> **Stated goal**
Reproduce every entry that follows word for word, but omit the images.

> **Task input**
--- start ---

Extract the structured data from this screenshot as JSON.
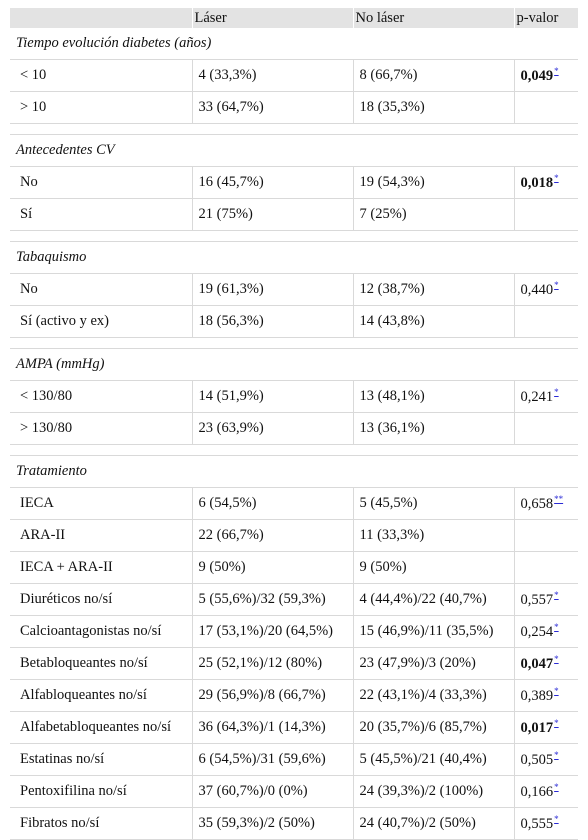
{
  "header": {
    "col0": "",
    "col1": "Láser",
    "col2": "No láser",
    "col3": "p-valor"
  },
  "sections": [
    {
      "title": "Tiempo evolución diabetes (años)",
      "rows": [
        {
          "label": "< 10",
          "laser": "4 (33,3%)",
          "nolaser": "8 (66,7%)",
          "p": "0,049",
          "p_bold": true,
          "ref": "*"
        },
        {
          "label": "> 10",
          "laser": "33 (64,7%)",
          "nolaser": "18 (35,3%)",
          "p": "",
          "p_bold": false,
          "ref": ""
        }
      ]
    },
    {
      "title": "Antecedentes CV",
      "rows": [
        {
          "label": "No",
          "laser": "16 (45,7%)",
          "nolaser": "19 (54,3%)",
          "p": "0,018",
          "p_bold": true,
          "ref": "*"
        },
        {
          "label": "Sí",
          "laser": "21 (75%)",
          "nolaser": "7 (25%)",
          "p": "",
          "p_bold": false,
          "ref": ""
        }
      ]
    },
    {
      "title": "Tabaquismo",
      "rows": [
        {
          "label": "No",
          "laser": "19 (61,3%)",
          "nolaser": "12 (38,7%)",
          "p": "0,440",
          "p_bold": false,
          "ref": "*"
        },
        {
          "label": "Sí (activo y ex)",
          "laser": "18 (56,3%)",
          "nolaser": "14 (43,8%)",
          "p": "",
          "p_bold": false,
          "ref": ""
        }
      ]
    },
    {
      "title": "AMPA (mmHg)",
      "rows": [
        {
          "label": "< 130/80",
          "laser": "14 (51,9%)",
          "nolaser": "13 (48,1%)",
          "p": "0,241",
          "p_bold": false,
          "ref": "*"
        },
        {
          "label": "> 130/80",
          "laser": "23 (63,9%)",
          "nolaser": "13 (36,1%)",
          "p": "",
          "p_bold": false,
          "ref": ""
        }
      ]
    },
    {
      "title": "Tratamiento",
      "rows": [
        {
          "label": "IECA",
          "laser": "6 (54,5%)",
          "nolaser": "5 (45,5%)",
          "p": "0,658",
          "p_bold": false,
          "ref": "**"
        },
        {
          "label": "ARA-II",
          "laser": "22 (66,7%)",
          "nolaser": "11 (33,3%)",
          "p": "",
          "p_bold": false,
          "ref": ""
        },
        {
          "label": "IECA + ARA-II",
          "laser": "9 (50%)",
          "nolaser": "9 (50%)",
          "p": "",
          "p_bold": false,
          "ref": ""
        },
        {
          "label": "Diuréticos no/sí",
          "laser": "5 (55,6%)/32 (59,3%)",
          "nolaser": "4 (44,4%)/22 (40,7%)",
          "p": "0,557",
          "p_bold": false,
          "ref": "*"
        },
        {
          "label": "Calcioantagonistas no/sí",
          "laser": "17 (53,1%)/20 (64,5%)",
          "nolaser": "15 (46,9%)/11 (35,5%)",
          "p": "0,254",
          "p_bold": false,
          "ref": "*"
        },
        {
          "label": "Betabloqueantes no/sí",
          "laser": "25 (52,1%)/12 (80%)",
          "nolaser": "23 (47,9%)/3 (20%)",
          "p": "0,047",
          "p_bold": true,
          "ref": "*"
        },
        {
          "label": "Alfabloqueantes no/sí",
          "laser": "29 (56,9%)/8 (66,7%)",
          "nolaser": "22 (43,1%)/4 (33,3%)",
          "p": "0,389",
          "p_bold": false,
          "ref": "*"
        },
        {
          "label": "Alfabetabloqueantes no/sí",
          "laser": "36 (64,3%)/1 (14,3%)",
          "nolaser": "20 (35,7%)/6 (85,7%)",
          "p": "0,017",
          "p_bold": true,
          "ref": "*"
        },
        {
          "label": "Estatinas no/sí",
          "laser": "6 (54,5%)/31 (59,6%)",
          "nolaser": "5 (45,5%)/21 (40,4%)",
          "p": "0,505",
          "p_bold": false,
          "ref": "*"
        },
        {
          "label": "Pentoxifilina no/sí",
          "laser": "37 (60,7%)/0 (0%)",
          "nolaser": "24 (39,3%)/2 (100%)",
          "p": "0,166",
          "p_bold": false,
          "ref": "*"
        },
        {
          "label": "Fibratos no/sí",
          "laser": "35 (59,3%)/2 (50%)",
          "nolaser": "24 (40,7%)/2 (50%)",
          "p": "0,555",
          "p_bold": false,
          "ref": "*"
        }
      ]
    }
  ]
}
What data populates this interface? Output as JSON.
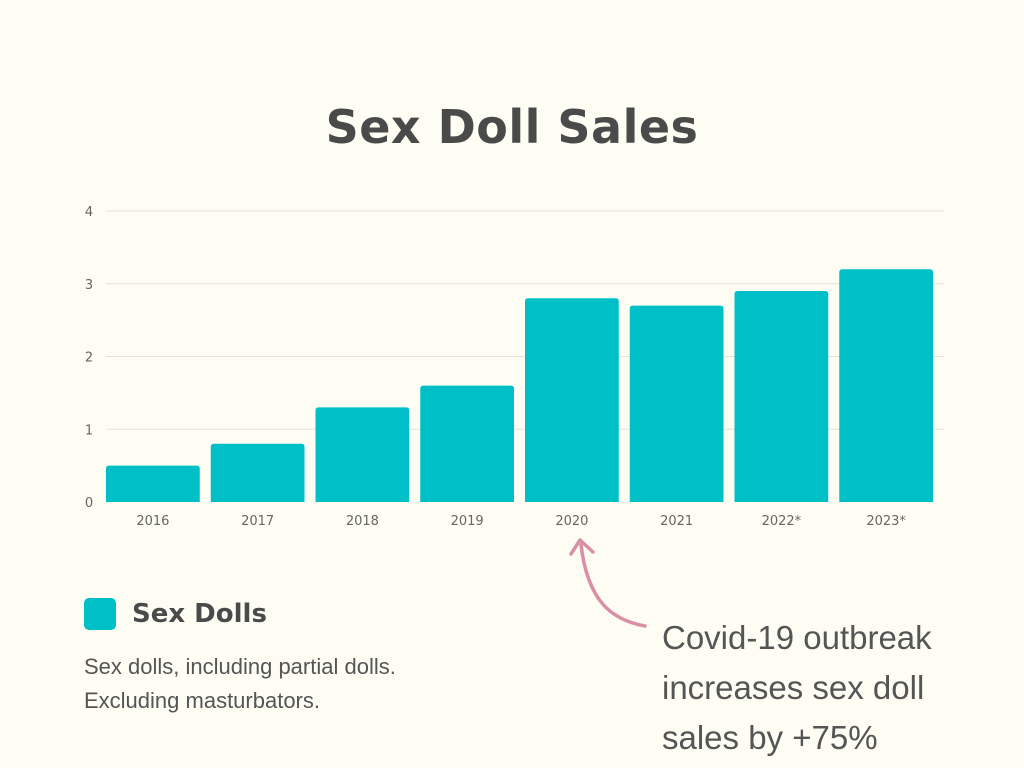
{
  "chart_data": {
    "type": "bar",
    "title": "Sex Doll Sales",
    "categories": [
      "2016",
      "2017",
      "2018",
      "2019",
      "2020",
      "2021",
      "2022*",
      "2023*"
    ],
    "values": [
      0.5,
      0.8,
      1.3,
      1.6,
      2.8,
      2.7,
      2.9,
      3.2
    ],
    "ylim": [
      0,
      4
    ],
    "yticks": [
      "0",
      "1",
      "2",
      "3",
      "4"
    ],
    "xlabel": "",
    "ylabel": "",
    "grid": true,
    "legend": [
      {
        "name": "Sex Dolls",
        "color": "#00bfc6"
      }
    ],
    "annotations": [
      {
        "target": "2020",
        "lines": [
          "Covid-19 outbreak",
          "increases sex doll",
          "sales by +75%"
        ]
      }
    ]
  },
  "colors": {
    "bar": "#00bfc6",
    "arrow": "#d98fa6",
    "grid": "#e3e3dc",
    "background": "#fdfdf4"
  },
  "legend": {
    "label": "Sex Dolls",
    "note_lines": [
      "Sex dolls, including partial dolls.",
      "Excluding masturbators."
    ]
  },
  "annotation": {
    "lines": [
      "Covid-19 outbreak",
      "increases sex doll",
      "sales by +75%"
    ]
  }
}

--- end ---

> **Result for this exercise**
Extract the structured data from this screenshot as JSON.
{
  "header": {
    "col0": "",
    "col1": "Láser",
    "col2": "No láser",
    "col3": "p-valor"
  },
  "sections": [
    {
      "title": "Tiempo evolución diabetes (años)",
      "rows": [
        {
          "label": "< 10",
          "laser": "4 (33,3%)",
          "nolaser": "8 (66,7%)",
          "p": "0,049",
          "p_bold": true,
          "ref": "*"
        },
        {
          "label": "> 10",
          "laser": "33 (64,7%)",
          "nolaser": "18 (35,3%)",
          "p": "",
          "p_bold": false,
          "ref": ""
        }
      ]
    },
    {
      "title": "Antecedentes CV",
      "rows": [
        {
          "label": "No",
          "laser": "16 (45,7%)",
          "nolaser": "19 (54,3%)",
          "p": "0,018",
          "p_bold": true,
          "ref": "*"
        },
        {
          "label": "Sí",
          "laser": "21 (75%)",
          "nolaser": "7 (25%)",
          "p": "",
          "p_bold": false,
          "ref": ""
        }
      ]
    },
    {
      "title": "Tabaquismo",
      "rows": [
        {
          "label": "No",
          "laser": "19 (61,3%)",
          "nolaser": "12 (38,7%)",
          "p": "0,440",
          "p_bold": false,
          "ref": "*"
        },
        {
          "label": "Sí (activo y ex)",
          "laser": "18 (56,3%)",
          "nolaser": "14 (43,8%)",
          "p": "",
          "p_bold": false,
          "ref": ""
        }
      ]
    },
    {
      "title": "AMPA (mmHg)",
      "rows": [
        {
          "label": "< 130/80",
          "laser": "14 (51,9%)",
          "nolaser": "13 (48,1%)",
          "p": "0,241",
          "p_bold": false,
          "ref": "*"
        },
        {
          "label": "> 130/80",
          "laser": "23 (63,9%)",
          "nolaser": "13 (36,1%)",
          "p": "",
          "p_bold": false,
          "ref": ""
        }
      ]
    },
    {
      "title": "Tratamiento",
      "rows": [
        {
          "label": "IECA",
          "laser": "6 (54,5%)",
          "nolaser": "5 (45,5%)",
          "p": "0,658",
          "p_bold": false,
          "ref": "**"
        },
        {
          "label": "ARA-II",
          "laser": "22 (66,7%)",
          "nolaser": "11 (33,3%)",
          "p": "",
          "p_bold": false,
          "ref": ""
        },
        {
          "label": "IECA + ARA-II",
          "laser": "9 (50%)",
          "nolaser": "9 (50%)",
          "p": "",
          "p_bold": false,
          "ref": ""
        },
        {
          "label": "Diuréticos no/sí",
          "laser": "5 (55,6%)/32 (59,3%)",
          "nolaser": "4 (44,4%)/22 (40,7%)",
          "p": "0,557",
          "p_bold": false,
          "ref": "*"
        },
        {
          "label": "Calcioantagonistas no/sí",
          "laser": "17 (53,1%)/20 (64,5%)",
          "nolaser": "15 (46,9%)/11 (35,5%)",
          "p": "0,254",
          "p_bold": false,
          "ref": "*"
        },
        {
          "label": "Betabloqueantes no/sí",
          "laser": "25 (52,1%)/12 (80%)",
          "nolaser": "23 (47,9%)/3 (20%)",
          "p": "0,047",
          "p_bold": true,
          "ref": "*"
        },
        {
          "label": "Alfabloqueantes no/sí",
          "laser": "29 (56,9%)/8 (66,7%)",
          "nolaser": "22 (43,1%)/4 (33,3%)",
          "p": "0,389",
          "p_bold": false,
          "ref": "*"
        },
        {
          "label": "Alfabetabloqueantes no/sí",
          "laser": "36 (64,3%)/1 (14,3%)",
          "nolaser": "20 (35,7%)/6 (85,7%)",
          "p": "0,017",
          "p_bold": true,
          "ref": "*"
        },
        {
          "label": "Estatinas no/sí",
          "laser": "6 (54,5%)/31 (59,6%)",
          "nolaser": "5 (45,5%)/21 (40,4%)",
          "p": "0,505",
          "p_bold": false,
          "ref": "*"
        },
        {
          "label": "Pentoxifilina no/sí",
          "laser": "37 (60,7%)/0 (0%)",
          "nolaser": "24 (39,3%)/2 (100%)",
          "p": "0,166",
          "p_bold": false,
          "ref": "*"
        },
        {
          "label": "Fibratos no/sí",
          "laser": "35 (59,3%)/2 (50%)",
          "nolaser": "24 (40,7%)/2 (50%)",
          "p": "0,555",
          "p_bold": false,
          "ref": "*"
        }
      ]
    }
  ]
}
What data populates this interface? Output as JSON.
{
  "chart_data": {
    "type": "bar",
    "title": "Sex Doll Sales",
    "categories": [
      "2016",
      "2017",
      "2018",
      "2019",
      "2020",
      "2021",
      "2022*",
      "2023*"
    ],
    "values": [
      0.5,
      0.8,
      1.3,
      1.6,
      2.8,
      2.7,
      2.9,
      3.2
    ],
    "ylim": [
      0,
      4
    ],
    "yticks": [
      "0",
      "1",
      "2",
      "3",
      "4"
    ],
    "xlabel": "",
    "ylabel": "",
    "grid": true,
    "legend": [
      {
        "name": "Sex Dolls",
        "color": "#00bfc6"
      }
    ],
    "annotations": [
      {
        "target": "2020",
        "lines": [
          "Covid-19 outbreak",
          "increases sex doll",
          "sales by +75%"
        ]
      }
    ]
  },
  "colors": {
    "bar": "#00bfc6",
    "arrow": "#d98fa6",
    "grid": "#e3e3dc",
    "background": "#fdfdf4"
  },
  "legend": {
    "label": "Sex Dolls",
    "note_lines": [
      "Sex dolls, including partial dolls.",
      "Excluding masturbators."
    ]
  },
  "annotation": {
    "lines": [
      "Covid-19 outbreak",
      "increases sex doll",
      "sales by +75%"
    ]
  }
}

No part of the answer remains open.